_RECORDS PROVIDED_:
++++++++

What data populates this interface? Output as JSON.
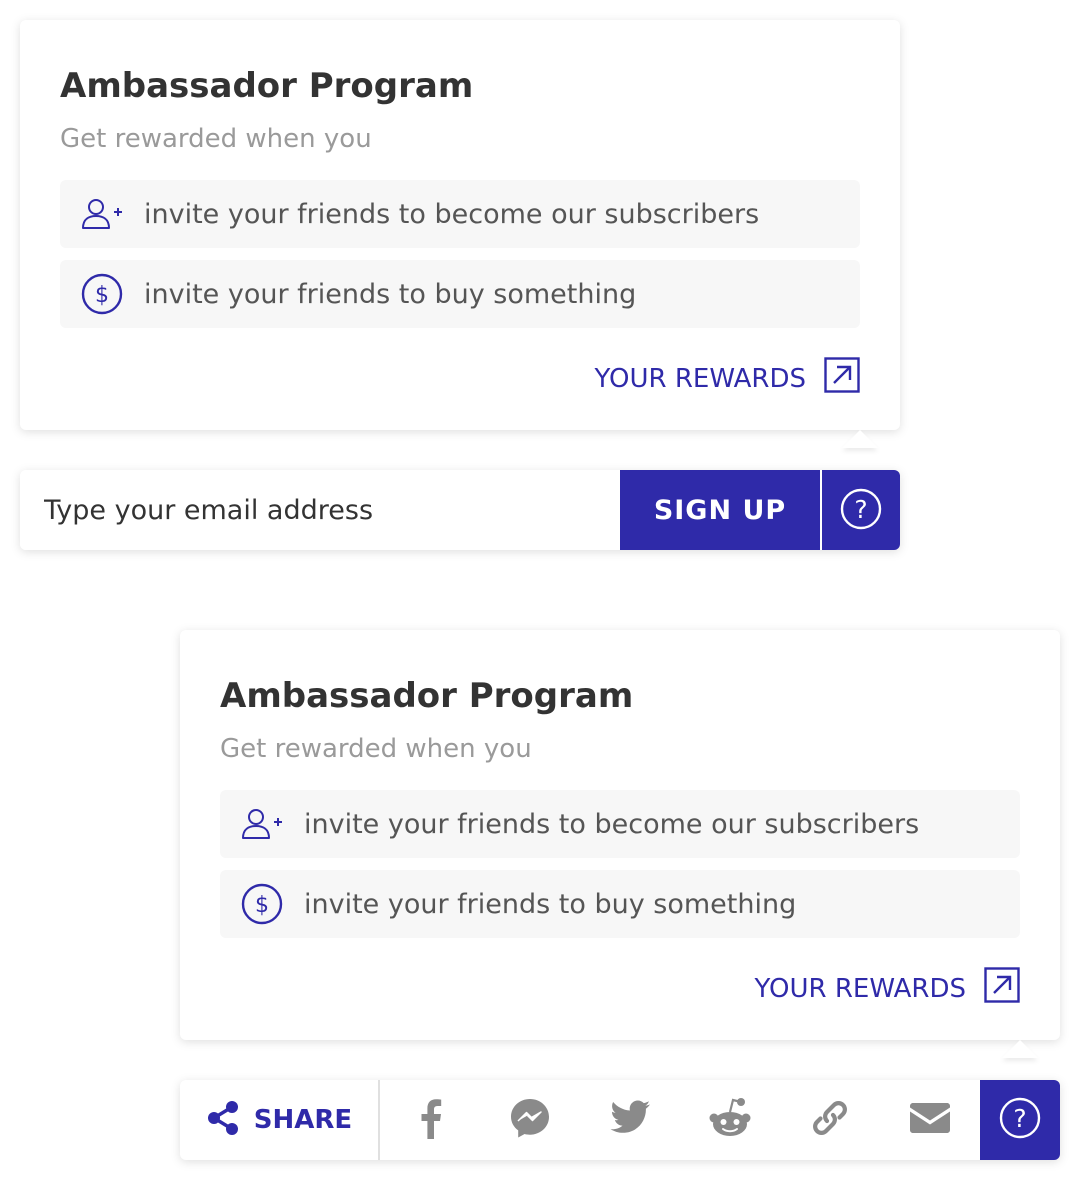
{
  "colors": {
    "accent": "#2f2aa9",
    "text": "#333333",
    "muted": "#9a9a9a",
    "item_bg": "#f7f7f7",
    "social_icon": "#8a8a8a"
  },
  "ambassador_card_top": {
    "title": "Ambassador Program",
    "subtitle": "Get rewarded when you",
    "items": [
      {
        "icon": "user-plus-icon",
        "text": "invite your friends to become our subscribers"
      },
      {
        "icon": "dollar-circle-icon",
        "text": "invite your friends to buy something"
      }
    ],
    "rewards_link": {
      "label": "YOUR REWARDS",
      "icon": "external-link-icon"
    }
  },
  "signup": {
    "email_placeholder": "Type your email address",
    "button_label": "SIGN UP",
    "help_icon": "question-circle-icon"
  },
  "ambassador_card_bottom": {
    "title": "Ambassador Program",
    "subtitle": "Get rewarded when you",
    "items": [
      {
        "icon": "user-plus-icon",
        "text": "invite your friends to become our subscribers"
      },
      {
        "icon": "dollar-circle-icon",
        "text": "invite your friends to buy something"
      }
    ],
    "rewards_link": {
      "label": "YOUR REWARDS",
      "icon": "external-link-icon"
    }
  },
  "share": {
    "label": "SHARE",
    "share_icon": "share-icon",
    "networks": [
      "facebook-icon",
      "messenger-icon",
      "twitter-icon",
      "reddit-icon",
      "link-icon",
      "email-icon"
    ],
    "help_icon": "question-circle-icon"
  }
}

++++++++

_WHAT IS BEING ASKED_: Write out the listing above again, exactly, but with no pictures in the copy.

_FINISHED EXERCISE_:
What data populates this interface? Output as JSON.
{
  "colors": {
    "accent": "#2f2aa9",
    "text": "#333333",
    "muted": "#9a9a9a",
    "item_bg": "#f7f7f7",
    "social_icon": "#8a8a8a"
  },
  "ambassador_card_top": {
    "title": "Ambassador Program",
    "subtitle": "Get rewarded when you",
    "items": [
      {
        "icon": "user-plus-icon",
        "text": "invite your friends to become our subscribers"
      },
      {
        "icon": "dollar-circle-icon",
        "text": "invite your friends to buy something"
      }
    ],
    "rewards_link": {
      "label": "YOUR REWARDS",
      "icon": "external-link-icon"
    }
  },
  "signup": {
    "email_placeholder": "Type your email address",
    "button_label": "SIGN UP",
    "help_icon": "question-circle-icon"
  },
  "ambassador_card_bottom": {
    "title": "Ambassador Program",
    "subtitle": "Get rewarded when you",
    "items": [
      {
        "icon": "user-plus-icon",
        "text": "invite your friends to become our subscribers"
      },
      {
        "icon": "dollar-circle-icon",
        "text": "invite your friends to buy something"
      }
    ],
    "rewards_link": {
      "label": "YOUR REWARDS",
      "icon": "external-link-icon"
    }
  },
  "share": {
    "label": "SHARE",
    "share_icon": "share-icon",
    "networks": [
      "facebook-icon",
      "messenger-icon",
      "twitter-icon",
      "reddit-icon",
      "link-icon",
      "email-icon"
    ],
    "help_icon": "question-circle-icon"
  }
}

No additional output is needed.